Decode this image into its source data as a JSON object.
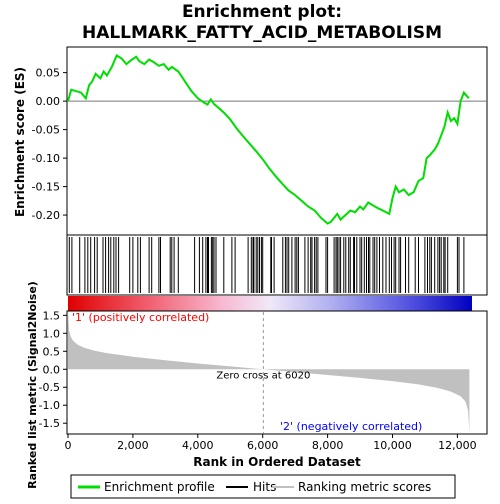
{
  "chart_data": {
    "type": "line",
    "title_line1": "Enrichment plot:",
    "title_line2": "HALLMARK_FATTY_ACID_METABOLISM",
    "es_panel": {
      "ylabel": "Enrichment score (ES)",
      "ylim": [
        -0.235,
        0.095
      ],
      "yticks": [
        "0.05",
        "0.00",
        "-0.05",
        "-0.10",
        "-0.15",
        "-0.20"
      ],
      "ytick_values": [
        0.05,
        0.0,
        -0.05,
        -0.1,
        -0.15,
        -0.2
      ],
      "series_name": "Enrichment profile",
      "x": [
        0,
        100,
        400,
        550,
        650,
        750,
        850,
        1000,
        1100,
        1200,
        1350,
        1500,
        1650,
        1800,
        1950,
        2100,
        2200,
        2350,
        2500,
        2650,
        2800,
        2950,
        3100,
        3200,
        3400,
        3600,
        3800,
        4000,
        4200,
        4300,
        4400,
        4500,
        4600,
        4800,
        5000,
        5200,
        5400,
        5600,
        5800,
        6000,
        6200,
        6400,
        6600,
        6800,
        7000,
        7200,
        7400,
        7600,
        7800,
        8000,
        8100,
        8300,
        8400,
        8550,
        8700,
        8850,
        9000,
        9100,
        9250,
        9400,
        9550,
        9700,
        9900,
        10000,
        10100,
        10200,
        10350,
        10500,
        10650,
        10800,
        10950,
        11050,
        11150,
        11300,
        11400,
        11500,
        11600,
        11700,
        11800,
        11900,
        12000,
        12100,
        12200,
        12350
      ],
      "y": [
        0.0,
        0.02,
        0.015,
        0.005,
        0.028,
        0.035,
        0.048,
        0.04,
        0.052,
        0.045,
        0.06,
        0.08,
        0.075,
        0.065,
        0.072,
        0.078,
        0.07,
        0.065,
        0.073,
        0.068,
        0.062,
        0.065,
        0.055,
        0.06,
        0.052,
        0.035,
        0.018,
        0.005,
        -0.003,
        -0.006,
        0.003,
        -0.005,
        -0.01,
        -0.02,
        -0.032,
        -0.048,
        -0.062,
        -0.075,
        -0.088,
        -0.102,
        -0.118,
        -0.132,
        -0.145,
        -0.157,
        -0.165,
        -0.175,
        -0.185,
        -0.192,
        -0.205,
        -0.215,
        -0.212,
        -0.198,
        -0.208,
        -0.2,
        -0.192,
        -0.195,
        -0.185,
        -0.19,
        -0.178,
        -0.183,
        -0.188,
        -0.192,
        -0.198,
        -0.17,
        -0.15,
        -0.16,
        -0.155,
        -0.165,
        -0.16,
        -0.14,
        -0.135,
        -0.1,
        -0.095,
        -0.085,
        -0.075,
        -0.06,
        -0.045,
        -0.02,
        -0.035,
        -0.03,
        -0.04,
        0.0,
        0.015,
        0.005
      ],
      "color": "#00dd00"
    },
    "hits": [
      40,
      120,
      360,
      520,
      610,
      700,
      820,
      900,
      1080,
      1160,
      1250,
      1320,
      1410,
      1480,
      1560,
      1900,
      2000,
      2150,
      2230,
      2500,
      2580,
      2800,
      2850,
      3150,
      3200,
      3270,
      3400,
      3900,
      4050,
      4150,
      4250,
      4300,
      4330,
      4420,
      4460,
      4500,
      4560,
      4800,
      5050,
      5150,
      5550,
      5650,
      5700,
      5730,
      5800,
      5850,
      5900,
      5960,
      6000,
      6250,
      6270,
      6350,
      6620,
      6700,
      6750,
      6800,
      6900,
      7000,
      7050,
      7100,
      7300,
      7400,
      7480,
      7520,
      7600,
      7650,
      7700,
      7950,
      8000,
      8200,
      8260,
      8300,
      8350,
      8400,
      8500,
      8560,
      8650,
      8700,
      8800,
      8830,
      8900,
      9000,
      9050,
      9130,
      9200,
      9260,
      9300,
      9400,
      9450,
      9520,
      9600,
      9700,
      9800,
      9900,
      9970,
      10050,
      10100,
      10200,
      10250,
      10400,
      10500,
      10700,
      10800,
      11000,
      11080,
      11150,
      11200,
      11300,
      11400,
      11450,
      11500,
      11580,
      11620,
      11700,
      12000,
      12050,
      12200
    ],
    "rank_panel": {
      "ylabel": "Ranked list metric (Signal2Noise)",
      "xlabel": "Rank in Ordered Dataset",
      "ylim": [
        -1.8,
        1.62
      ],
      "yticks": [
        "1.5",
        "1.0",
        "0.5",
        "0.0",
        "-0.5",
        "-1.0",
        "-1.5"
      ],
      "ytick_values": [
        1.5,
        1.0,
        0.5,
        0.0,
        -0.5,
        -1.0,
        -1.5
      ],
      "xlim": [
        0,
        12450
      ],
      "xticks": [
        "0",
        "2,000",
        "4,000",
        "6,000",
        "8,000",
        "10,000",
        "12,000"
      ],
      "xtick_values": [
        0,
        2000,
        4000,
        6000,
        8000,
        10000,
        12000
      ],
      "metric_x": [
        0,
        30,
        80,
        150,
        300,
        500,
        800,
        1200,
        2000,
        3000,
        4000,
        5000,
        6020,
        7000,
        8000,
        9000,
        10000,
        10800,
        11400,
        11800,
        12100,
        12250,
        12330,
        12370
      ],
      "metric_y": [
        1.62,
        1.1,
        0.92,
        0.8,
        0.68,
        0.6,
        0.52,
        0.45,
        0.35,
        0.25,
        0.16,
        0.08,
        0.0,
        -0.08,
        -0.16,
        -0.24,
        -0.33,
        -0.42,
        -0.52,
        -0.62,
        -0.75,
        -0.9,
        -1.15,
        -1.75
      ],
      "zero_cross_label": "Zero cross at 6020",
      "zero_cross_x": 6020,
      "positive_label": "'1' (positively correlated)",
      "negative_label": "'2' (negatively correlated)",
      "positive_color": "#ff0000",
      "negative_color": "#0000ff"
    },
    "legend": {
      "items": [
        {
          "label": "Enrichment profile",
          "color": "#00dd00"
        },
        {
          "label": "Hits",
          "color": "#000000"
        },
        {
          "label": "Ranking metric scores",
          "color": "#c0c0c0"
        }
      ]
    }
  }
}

Exercise prompt: Collect each line holding the string "Enrichment".

Expected answer:
    "title_line1": "Enrichment plot:",
      "ylabel": "Enrichment score (ES)",
      "series_name": "Enrichment profile",
          "label": "Enrichment profile",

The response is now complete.